(Raw records)
◇ ◇ ◇ ◇

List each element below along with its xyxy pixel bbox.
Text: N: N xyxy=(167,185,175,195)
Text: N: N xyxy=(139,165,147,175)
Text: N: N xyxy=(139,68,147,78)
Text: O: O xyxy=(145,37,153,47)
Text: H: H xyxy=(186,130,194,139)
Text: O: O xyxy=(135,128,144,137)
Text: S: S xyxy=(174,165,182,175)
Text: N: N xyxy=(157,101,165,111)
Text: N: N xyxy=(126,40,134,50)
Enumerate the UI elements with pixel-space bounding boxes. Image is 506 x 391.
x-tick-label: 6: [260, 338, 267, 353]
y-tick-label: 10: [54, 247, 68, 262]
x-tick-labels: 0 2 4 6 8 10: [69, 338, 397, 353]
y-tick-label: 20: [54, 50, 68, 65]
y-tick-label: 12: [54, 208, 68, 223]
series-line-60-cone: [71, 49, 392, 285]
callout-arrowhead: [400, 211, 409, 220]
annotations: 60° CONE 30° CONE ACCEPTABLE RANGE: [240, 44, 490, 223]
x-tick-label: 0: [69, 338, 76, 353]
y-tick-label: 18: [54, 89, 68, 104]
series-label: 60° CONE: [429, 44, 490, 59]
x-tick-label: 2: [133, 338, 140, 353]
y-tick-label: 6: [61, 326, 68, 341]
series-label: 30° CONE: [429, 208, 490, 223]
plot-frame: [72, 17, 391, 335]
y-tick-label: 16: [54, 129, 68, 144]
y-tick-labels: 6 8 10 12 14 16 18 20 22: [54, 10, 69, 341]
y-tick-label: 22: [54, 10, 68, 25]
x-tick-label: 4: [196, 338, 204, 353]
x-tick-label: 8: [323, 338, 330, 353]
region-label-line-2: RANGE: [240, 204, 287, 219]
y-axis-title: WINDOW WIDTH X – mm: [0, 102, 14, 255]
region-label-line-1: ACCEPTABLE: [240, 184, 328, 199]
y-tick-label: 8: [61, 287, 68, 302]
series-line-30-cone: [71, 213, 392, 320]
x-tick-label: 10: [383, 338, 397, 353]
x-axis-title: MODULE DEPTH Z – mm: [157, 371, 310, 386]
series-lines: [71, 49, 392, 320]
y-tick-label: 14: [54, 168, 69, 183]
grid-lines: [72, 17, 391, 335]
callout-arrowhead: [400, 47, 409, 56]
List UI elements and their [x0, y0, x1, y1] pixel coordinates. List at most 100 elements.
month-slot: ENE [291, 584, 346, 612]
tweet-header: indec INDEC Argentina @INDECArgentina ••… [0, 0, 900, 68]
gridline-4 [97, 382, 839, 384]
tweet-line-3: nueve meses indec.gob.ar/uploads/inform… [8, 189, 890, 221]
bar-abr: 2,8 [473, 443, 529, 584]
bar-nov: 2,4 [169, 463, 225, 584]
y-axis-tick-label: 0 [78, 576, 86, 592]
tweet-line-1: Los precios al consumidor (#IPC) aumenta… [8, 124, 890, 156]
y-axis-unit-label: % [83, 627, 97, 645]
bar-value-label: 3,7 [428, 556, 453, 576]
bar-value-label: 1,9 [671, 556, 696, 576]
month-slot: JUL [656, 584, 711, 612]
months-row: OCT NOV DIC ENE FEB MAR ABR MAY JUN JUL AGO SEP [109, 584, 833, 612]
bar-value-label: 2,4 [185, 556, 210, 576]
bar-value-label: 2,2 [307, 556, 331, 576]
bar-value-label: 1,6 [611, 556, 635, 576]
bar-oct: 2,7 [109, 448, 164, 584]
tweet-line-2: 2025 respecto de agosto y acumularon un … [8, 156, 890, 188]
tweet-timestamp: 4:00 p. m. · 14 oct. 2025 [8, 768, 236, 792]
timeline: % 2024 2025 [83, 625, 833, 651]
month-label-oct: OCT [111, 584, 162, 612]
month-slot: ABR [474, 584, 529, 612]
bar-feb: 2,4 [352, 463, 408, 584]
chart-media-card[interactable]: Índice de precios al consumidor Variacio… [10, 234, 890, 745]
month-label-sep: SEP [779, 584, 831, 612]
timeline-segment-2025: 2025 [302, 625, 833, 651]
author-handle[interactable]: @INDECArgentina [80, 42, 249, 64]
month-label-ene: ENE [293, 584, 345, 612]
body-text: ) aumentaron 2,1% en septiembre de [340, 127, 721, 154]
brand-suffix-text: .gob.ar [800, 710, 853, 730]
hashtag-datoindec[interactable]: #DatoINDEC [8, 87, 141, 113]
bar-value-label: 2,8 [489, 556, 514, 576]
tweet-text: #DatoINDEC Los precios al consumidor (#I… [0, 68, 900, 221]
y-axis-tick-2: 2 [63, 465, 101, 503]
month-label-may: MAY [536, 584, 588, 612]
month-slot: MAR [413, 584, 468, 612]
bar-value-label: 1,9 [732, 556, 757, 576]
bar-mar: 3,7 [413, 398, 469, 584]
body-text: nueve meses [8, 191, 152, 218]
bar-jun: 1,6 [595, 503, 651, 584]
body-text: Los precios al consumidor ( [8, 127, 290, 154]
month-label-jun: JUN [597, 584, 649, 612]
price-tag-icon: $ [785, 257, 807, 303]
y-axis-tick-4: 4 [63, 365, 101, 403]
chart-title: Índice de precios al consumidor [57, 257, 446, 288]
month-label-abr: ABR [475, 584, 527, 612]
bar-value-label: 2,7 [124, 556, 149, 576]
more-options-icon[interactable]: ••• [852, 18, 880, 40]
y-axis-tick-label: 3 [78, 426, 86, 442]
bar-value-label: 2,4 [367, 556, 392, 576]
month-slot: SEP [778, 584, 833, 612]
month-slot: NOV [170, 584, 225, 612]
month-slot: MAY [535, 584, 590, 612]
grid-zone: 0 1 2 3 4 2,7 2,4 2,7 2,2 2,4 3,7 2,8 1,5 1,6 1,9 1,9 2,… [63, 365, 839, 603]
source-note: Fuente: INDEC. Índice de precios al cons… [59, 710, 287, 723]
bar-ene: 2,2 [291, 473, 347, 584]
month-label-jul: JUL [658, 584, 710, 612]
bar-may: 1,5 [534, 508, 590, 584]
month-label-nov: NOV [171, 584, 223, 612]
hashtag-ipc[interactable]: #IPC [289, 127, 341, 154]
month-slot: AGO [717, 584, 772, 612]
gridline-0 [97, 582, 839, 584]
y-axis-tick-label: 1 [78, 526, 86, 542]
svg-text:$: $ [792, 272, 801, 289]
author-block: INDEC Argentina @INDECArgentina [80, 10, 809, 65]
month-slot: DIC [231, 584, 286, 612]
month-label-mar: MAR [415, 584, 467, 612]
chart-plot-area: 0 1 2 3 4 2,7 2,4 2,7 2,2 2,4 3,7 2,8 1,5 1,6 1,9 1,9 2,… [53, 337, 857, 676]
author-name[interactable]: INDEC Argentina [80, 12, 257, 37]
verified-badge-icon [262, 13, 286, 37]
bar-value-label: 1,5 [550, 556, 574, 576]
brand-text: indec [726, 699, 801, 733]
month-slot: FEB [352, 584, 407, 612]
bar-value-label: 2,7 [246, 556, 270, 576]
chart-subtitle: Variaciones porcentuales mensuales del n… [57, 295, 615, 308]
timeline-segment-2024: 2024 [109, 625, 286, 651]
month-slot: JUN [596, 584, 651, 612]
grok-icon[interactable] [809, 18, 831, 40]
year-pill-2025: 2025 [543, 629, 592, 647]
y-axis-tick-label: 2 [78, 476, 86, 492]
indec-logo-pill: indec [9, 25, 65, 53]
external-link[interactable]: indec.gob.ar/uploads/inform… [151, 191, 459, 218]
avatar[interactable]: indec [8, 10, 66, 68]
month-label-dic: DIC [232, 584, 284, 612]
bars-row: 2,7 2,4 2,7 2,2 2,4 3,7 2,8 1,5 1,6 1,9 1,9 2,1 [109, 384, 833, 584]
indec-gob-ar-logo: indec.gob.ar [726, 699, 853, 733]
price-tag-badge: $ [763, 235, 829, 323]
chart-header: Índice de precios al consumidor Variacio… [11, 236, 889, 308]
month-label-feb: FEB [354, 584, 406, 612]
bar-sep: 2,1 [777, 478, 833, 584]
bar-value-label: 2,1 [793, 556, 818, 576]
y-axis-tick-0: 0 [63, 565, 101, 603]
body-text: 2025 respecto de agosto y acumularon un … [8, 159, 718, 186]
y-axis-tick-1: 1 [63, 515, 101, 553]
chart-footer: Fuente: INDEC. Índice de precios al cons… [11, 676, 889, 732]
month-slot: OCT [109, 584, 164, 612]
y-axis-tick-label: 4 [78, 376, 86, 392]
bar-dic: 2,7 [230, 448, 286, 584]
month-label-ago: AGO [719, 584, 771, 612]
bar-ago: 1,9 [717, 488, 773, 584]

◇ ◇ ◇ ◇

> **YOUR TASK**:
Copy the items above word for word, from the first line through the line containing "series-line-60-cone: [71, 49, 392, 285]", both lines included.

> **EXERCISE RESPONSE**:
List each element below along with its xyxy pixel bbox.
Text: N: N xyxy=(167,185,175,195)
Text: N: N xyxy=(139,165,147,175)
Text: N: N xyxy=(139,68,147,78)
Text: O: O xyxy=(145,37,153,47)
Text: H: H xyxy=(186,130,194,139)
Text: O: O xyxy=(135,128,144,137)
Text: S: S xyxy=(174,165,182,175)
Text: N: N xyxy=(157,101,165,111)
Text: N: N xyxy=(126,40,134,50)
Enumerate the UI elements with pixel-space bounding boxes. Image is 506 x 391.
x-tick-label: 6: [260, 338, 267, 353]
y-tick-label: 10: [54, 247, 68, 262]
x-tick-labels: 0 2 4 6 8 10: [69, 338, 397, 353]
y-tick-label: 20: [54, 50, 68, 65]
y-tick-label: 12: [54, 208, 68, 223]
series-line-60-cone: [71, 49, 392, 285]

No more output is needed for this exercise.